:: What you should do ::
From the entries below, copy every line that holds the word "time".

─── Data supplied

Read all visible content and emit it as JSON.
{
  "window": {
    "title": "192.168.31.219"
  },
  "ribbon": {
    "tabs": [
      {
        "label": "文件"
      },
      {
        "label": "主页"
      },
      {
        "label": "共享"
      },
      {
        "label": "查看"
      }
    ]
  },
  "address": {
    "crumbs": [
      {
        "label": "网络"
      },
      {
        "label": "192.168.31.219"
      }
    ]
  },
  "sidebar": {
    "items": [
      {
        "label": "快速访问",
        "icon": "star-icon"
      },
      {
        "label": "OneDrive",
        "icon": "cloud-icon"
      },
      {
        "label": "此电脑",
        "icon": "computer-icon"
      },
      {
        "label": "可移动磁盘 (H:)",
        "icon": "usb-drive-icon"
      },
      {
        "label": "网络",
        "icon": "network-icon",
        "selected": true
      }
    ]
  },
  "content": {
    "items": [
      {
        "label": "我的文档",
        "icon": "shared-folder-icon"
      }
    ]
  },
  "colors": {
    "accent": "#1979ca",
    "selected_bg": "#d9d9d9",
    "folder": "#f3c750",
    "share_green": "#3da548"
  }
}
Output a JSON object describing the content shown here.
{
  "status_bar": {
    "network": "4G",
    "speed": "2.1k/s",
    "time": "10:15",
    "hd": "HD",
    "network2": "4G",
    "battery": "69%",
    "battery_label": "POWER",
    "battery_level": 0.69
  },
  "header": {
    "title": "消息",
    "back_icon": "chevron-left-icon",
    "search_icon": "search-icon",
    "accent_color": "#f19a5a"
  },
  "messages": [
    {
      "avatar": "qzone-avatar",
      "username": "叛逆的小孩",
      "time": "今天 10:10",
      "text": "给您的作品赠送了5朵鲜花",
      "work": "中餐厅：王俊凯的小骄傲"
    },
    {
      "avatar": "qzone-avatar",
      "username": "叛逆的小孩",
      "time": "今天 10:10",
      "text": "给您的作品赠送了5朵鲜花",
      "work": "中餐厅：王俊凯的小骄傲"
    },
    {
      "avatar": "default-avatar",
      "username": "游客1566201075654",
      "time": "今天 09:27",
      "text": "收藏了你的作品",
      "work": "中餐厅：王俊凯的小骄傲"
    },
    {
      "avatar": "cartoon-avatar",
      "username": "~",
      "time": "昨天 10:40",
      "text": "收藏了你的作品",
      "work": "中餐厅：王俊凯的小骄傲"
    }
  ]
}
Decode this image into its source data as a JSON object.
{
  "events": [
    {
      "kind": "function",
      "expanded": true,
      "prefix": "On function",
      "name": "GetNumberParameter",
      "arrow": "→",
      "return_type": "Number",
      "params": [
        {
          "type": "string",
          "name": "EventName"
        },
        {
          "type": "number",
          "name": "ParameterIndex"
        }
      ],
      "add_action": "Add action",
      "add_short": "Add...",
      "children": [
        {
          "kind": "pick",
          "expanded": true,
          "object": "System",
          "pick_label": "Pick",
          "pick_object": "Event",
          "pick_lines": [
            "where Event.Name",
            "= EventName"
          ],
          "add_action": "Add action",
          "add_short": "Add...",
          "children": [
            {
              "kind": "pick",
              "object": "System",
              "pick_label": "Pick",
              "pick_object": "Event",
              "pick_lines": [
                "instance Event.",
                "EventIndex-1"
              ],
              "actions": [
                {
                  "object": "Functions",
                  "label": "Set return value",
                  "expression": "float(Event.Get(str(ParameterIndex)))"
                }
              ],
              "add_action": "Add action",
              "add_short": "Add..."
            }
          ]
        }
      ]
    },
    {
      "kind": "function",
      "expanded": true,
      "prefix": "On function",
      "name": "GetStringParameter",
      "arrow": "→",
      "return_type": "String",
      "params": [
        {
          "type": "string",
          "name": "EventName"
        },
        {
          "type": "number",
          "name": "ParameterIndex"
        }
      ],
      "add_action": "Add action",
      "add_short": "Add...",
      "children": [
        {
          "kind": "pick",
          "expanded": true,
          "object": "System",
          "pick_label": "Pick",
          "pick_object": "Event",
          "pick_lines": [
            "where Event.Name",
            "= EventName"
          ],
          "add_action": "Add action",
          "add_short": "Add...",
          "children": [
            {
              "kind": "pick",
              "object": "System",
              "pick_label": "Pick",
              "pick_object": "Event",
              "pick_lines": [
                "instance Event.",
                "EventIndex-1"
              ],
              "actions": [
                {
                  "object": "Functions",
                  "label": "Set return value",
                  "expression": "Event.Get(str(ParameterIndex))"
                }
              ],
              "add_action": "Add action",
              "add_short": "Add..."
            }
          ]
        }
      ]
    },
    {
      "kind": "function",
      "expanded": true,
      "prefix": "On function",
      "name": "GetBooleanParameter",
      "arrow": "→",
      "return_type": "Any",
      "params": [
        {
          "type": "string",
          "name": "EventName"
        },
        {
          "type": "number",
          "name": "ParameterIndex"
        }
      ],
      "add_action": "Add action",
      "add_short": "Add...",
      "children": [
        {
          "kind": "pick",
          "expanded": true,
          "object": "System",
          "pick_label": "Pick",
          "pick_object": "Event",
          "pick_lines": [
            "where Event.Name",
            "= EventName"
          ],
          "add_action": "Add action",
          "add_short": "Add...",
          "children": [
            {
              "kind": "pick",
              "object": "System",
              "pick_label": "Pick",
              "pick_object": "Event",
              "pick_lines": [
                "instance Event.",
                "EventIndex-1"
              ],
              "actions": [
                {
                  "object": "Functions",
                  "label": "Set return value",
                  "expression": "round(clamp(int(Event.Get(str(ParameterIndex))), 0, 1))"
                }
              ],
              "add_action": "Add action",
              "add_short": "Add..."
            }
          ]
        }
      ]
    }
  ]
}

──────

:: Task result ::
    "time": "10:15",
      "time": "今天 10:10",
      "time": "今天 10:10",
      "time": "今天 09:27",
      "time": "昨天 10:40",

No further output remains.